- _Aim_:
For this exercise, repeat all of the material verbatim apart from its images.
* * * * * * * * *
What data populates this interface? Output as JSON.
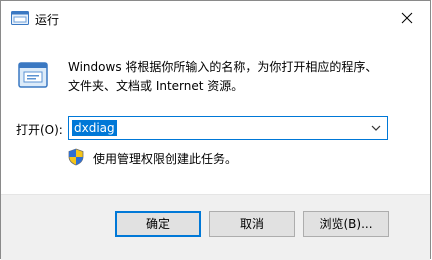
{
  "window": {
    "title": "运行",
    "icon": "run-dialog-icon"
  },
  "description": {
    "line1": "Windows 将根据你所输入的名称，为你打开相应的程序、",
    "line2": "文件夹、文档或 Internet 资源。"
  },
  "open": {
    "label": "打开(O):",
    "value": "dxdiag"
  },
  "admin_note": "使用管理权限创建此任务。",
  "buttons": {
    "ok": "确定",
    "cancel": "取消",
    "browse": "浏览(B)..."
  },
  "colors": {
    "accent": "#0078d7",
    "footer": "#f0f0f0",
    "button": "#e1e1e1"
  }
}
* * * * * * * * *
- _Reply_:
What data populates this interface? Output as JSON.
{
  "window": {
    "title": "运行",
    "icon": "run-dialog-icon"
  },
  "description": {
    "line1": "Windows 将根据你所输入的名称，为你打开相应的程序、",
    "line2": "文件夹、文档或 Internet 资源。"
  },
  "open": {
    "label": "打开(O):",
    "value": "dxdiag"
  },
  "admin_note": "使用管理权限创建此任务。",
  "buttons": {
    "ok": "确定",
    "cancel": "取消",
    "browse": "浏览(B)..."
  },
  "colors": {
    "accent": "#0078d7",
    "footer": "#f0f0f0",
    "button": "#e1e1e1"
  }
}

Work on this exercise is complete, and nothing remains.